**What the exercise asks:** All lines in the data bearing the string "this" should be identified and copied.

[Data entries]

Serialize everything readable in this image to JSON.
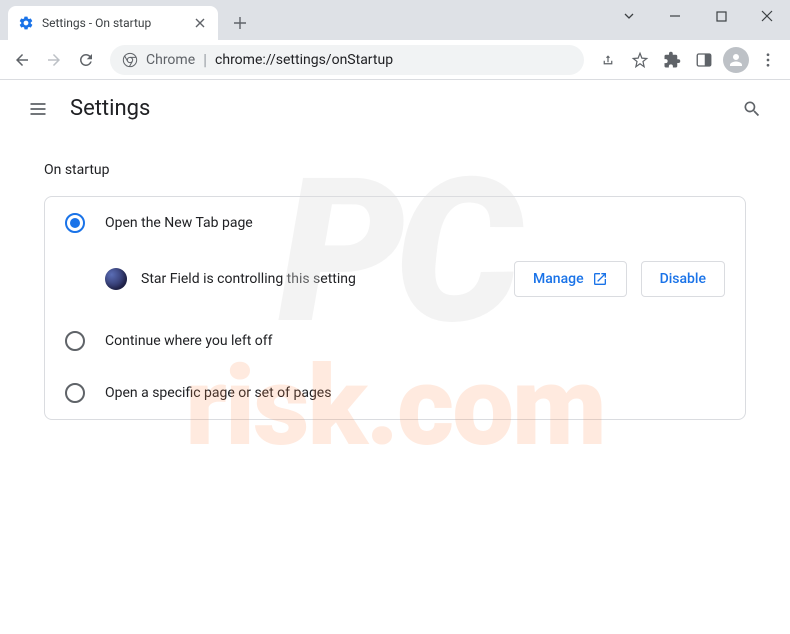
{
  "tab": {
    "title": "Settings - On startup"
  },
  "omnibox": {
    "prefix": "Chrome",
    "url": "chrome://settings/onStartup"
  },
  "header": {
    "title": "Settings"
  },
  "section": {
    "title": "On startup"
  },
  "options": {
    "opt1": "Open the New Tab page",
    "opt2": "Continue where you left off",
    "opt3": "Open a specific page or set of pages"
  },
  "controlled": {
    "text": "Star Field is controlling this setting",
    "manage": "Manage",
    "disable": "Disable"
  },
  "watermark": {
    "line1": "PC",
    "line2": "risk.com"
  }
}
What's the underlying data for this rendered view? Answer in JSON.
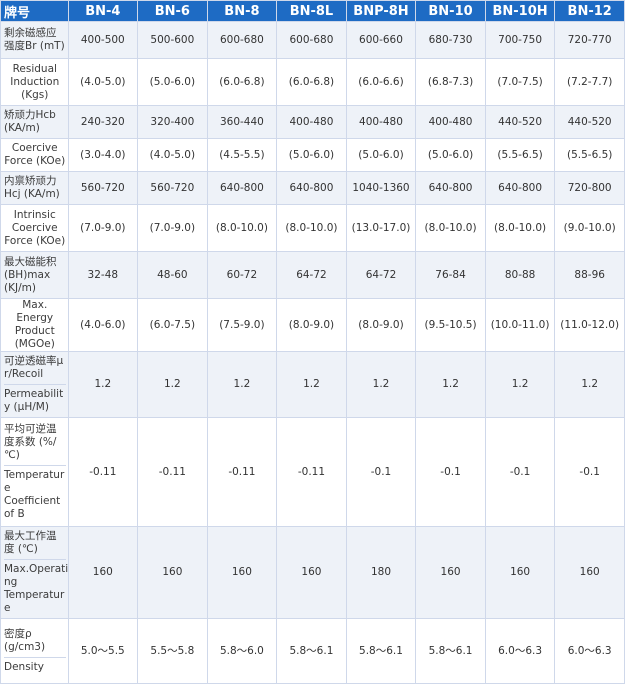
{
  "header": {
    "first": "牌号",
    "grades": [
      "BN-4",
      "BN-6",
      "BN-8",
      "BN-8L",
      "BNP-8H",
      "BN-10",
      "BN-10H",
      "BN-12"
    ]
  },
  "rows": [
    {
      "label_lines": [
        "剩余磁感应",
        "强度Br (mT)"
      ],
      "values": [
        "400-500",
        "500-600",
        "600-680",
        "600-680",
        "600-660",
        "680-730",
        "700-750",
        "720-770"
      ]
    },
    {
      "label_lines": [
        "Residual",
        "Induction",
        "(Kgs)"
      ],
      "values": [
        "(4.0-5.0)",
        "(5.0-6.0)",
        "(6.0-6.8)",
        "(6.0-6.8)",
        "(6.0-6.6)",
        "(6.8-7.3)",
        "(7.0-7.5)",
        "(7.2-7.7)"
      ]
    },
    {
      "label_lines": [
        "矫顽力Hcb",
        "(KA/m)"
      ],
      "values": [
        "240-320",
        "320-400",
        "360-440",
        "400-480",
        "400-480",
        "400-480",
        "440-520",
        "440-520"
      ]
    },
    {
      "label_lines": [
        "Coercive",
        "Force (KOe)"
      ],
      "values": [
        "(3.0-4.0)",
        "(4.0-5.0)",
        "(4.5-5.5)",
        "(5.0-6.0)",
        "(5.0-6.0)",
        "(5.0-6.0)",
        "(5.5-6.5)",
        "(5.5-6.5)"
      ]
    },
    {
      "label_lines": [
        "内禀矫顽力",
        "Hcj (KA/m)"
      ],
      "values": [
        "560-720",
        "560-720",
        "640-800",
        "640-800",
        "1040-1360",
        "640-800",
        "640-800",
        "720-800"
      ]
    },
    {
      "label_lines": [
        "Intrinsic",
        "Coercive",
        "Force (KOe)"
      ],
      "values": [
        "(7.0-9.0)",
        "(7.0-9.0)",
        "(8.0-10.0)",
        "(8.0-10.0)",
        "(13.0-17.0)",
        "(8.0-10.0)",
        "(8.0-10.0)",
        "(9.0-10.0)"
      ]
    },
    {
      "label_lines": [
        "最大磁能积",
        "(BH)max",
        "(KJ/m)"
      ],
      "values": [
        "32-48",
        "48-60",
        "60-72",
        "64-72",
        "64-72",
        "76-84",
        "80-88",
        "88-96"
      ]
    },
    {
      "label_lines": [
        "Max. Energy",
        "Product",
        "(MGOe)"
      ],
      "values": [
        "(4.0-6.0)",
        "(6.0-7.5)",
        "(7.5-9.0)",
        "(8.0-9.0)",
        "(8.0-9.0)",
        "(9.5-10.5)",
        "(10.0-11.0)",
        "(11.0-12.0)"
      ]
    },
    {
      "label_parts": [
        [
          "可逆透磁率μ",
          "r/Recoil"
        ],
        [
          "Permeabilit",
          "y (μH/M)"
        ]
      ],
      "values": [
        "1.2",
        "1.2",
        "1.2",
        "1.2",
        "1.2",
        "1.2",
        "1.2",
        "1.2"
      ]
    },
    {
      "label_parts": [
        [
          "平均可逆温",
          "度系数 (%/",
          "℃)"
        ],
        [
          "Temperatur",
          "e",
          "Coefficient",
          "of B"
        ]
      ],
      "values": [
        "-0.11",
        "-0.11",
        "-0.11",
        "-0.11",
        "-0.1",
        "-0.1",
        "-0.1",
        "-0.1"
      ]
    },
    {
      "label_parts": [
        [
          "最大工作温",
          "度 (℃)"
        ],
        [
          "Max.Operati",
          "ng",
          "Temperatur",
          "e"
        ]
      ],
      "values": [
        "160",
        "160",
        "160",
        "160",
        "180",
        "160",
        "160",
        "160"
      ]
    },
    {
      "label_parts": [
        [
          "密度ρ",
          "(g/cm3)"
        ],
        [
          "Density"
        ]
      ],
      "values": [
        "5.0～5.5",
        "5.5～5.8",
        "5.8～6.0",
        "5.8～6.1",
        "5.8～6.1",
        "5.8～6.1",
        "6.0～6.3",
        "6.0～6.3"
      ]
    }
  ]
}
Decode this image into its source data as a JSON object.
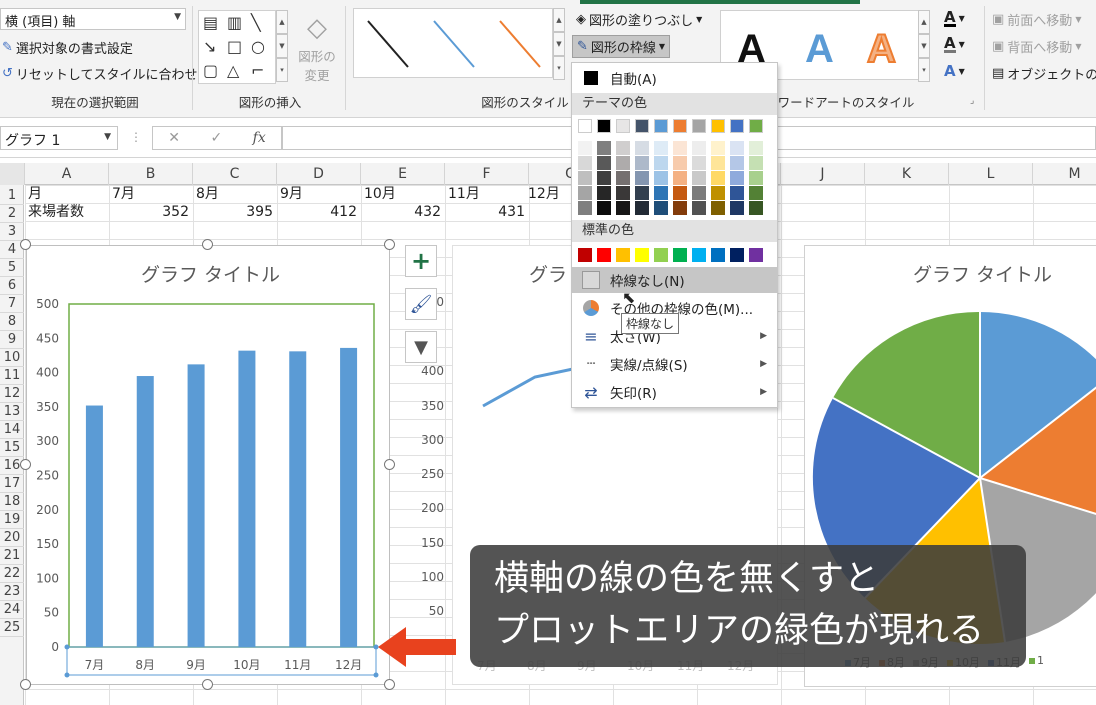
{
  "ribbon": {
    "selection_combo": "横 (項目) 軸",
    "format_selection": "選択対象の書式設定",
    "reset_style": "リセットしてスタイルに合わせる",
    "group_current": "現在の選択範囲",
    "group_insert": "図形の挿入",
    "change_shape": "図形の\n変更",
    "group_styles": "図形のスタイル",
    "fill_button": "図形の塗りつぶし",
    "outline_button": "図形の枠線",
    "group_wordart": "ワードアートのスタイル",
    "wordart_letter": "A",
    "bring_forward": "前面へ移動",
    "send_backward": "背面へ移動",
    "selection_pane": "オブジェクトの選"
  },
  "formula_bar": {
    "name_box": "グラフ 1",
    "fx": "fx"
  },
  "columns": [
    "A",
    "B",
    "C",
    "D",
    "E",
    "F",
    "G",
    "H",
    "I",
    "J",
    "K",
    "L",
    "M"
  ],
  "rows": [
    "1",
    "2",
    "3",
    "4",
    "5",
    "6",
    "7",
    "8",
    "9",
    "10",
    "11",
    "12",
    "13",
    "14",
    "15",
    "16",
    "17",
    "18",
    "19",
    "20",
    "21",
    "22",
    "23",
    "24",
    "25"
  ],
  "sheet": {
    "row1": [
      "月",
      "7月",
      "8月",
      "9月",
      "10月",
      "11月",
      "12月"
    ],
    "row2_label": "来場者数",
    "row2_values": [
      "352",
      "395",
      "412",
      "432",
      "431"
    ]
  },
  "charts": {
    "bar_title": "グラフ タイトル",
    "line_title": "グラ",
    "pie_title": "グラフ タイトル",
    "line_yticks": [
      "0",
      "400",
      "350",
      "300",
      "250",
      "200",
      "150",
      "100",
      "50"
    ],
    "line_xticks": [
      "7月",
      "8月",
      "9月",
      "10月",
      "11月",
      "12月"
    ],
    "pie_legend": [
      "7月",
      "8月",
      "9月",
      "10月",
      "11月",
      "1"
    ]
  },
  "chart_data": {
    "type": "bar",
    "title": "グラフ タイトル",
    "categories": [
      "7月",
      "8月",
      "9月",
      "10月",
      "11月",
      "12月"
    ],
    "values": [
      352,
      395,
      412,
      432,
      431,
      436
    ],
    "yticks": [
      "0",
      "50",
      "100",
      "150",
      "200",
      "250",
      "300",
      "350",
      "400",
      "450",
      "500"
    ],
    "ylim": [
      0,
      500
    ],
    "xlabel": "",
    "ylabel": "",
    "color": "#5b9bd5",
    "plot_area_border": "#70ad47"
  },
  "menu": {
    "auto": "自動(A)",
    "theme_colors": "テーマの色",
    "standard_colors": "標準の色",
    "no_outline": "枠線なし(N)",
    "more_colors": "その他の枠線の色(M)...",
    "weight": "太さ(W)",
    "dashes": "実線/点線(S)",
    "arrows": "矢印(R)",
    "tooltip": "枠線なし",
    "theme_top": [
      "#ffffff",
      "#000000",
      "#e7e6e6",
      "#44546a",
      "#5b9bd5",
      "#ed7d31",
      "#a5a5a5",
      "#ffc000",
      "#4472c4",
      "#70ad47"
    ],
    "standard": [
      "#c00000",
      "#ff0000",
      "#ffc000",
      "#ffff00",
      "#92d050",
      "#00b050",
      "#00b0f0",
      "#0070c0",
      "#002060",
      "#7030a0"
    ]
  },
  "caption": {
    "line1": "横軸の線の色を無くすと",
    "line2": "プロットエリアの緑色が現れる"
  }
}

**Complete output:**
Serialize everything readable in this image to JSON.
    "text": "Star Field is controlling this setting",
What's the underlying data for this rendered view? Answer in JSON.
Decode this image into its source data as a JSON object.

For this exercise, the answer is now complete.